____ Source material

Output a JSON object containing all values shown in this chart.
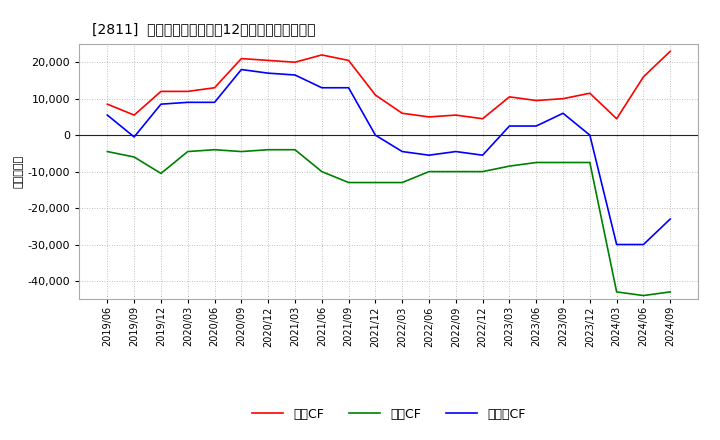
{
  "title": "[2811]  キャッシュフローの12か月移動合計の推移",
  "ylabel": "（百万円）",
  "background_color": "#ffffff",
  "plot_bg_color": "#ffffff",
  "grid_color": "#999999",
  "x_labels": [
    "2019/06",
    "2019/09",
    "2019/12",
    "2020/03",
    "2020/06",
    "2020/09",
    "2020/12",
    "2021/03",
    "2021/06",
    "2021/09",
    "2021/12",
    "2022/03",
    "2022/06",
    "2022/09",
    "2022/12",
    "2023/03",
    "2023/06",
    "2023/09",
    "2023/12",
    "2024/03",
    "2024/06",
    "2024/09"
  ],
  "operating_cf": [
    8500,
    5500,
    12000,
    12000,
    13000,
    21000,
    20500,
    20000,
    22000,
    20500,
    11000,
    6000,
    5000,
    5500,
    4500,
    10500,
    9500,
    10000,
    11500,
    4500,
    16000,
    23000
  ],
  "investing_cf": [
    -4500,
    -6000,
    -10500,
    -4500,
    -4000,
    -4500,
    -4000,
    -4000,
    -10000,
    -13000,
    -13000,
    -13000,
    -10000,
    -10000,
    -10000,
    -8500,
    -7500,
    -7500,
    -7500,
    -43000,
    -44000,
    -43000
  ],
  "free_cf": [
    5500,
    -500,
    8500,
    9000,
    9000,
    18000,
    17000,
    16500,
    13000,
    13000,
    0,
    -4500,
    -5500,
    -4500,
    -5500,
    2500,
    2500,
    6000,
    0,
    -30000,
    -30000,
    -23000
  ],
  "ylim": [
    -45000,
    25000
  ],
  "yticks": [
    -40000,
    -30000,
    -20000,
    -10000,
    0,
    10000,
    20000
  ],
  "line_colors": {
    "operating": "#ff0000",
    "investing": "#008000",
    "free": "#0000ff"
  },
  "legend_labels": [
    "営業CF",
    "投賄CF",
    "フリーCF"
  ]
}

________

### [Set task]
Check each line above for the string "ffffff" and report how many lines have it, giving only the number.

### [Written response]
2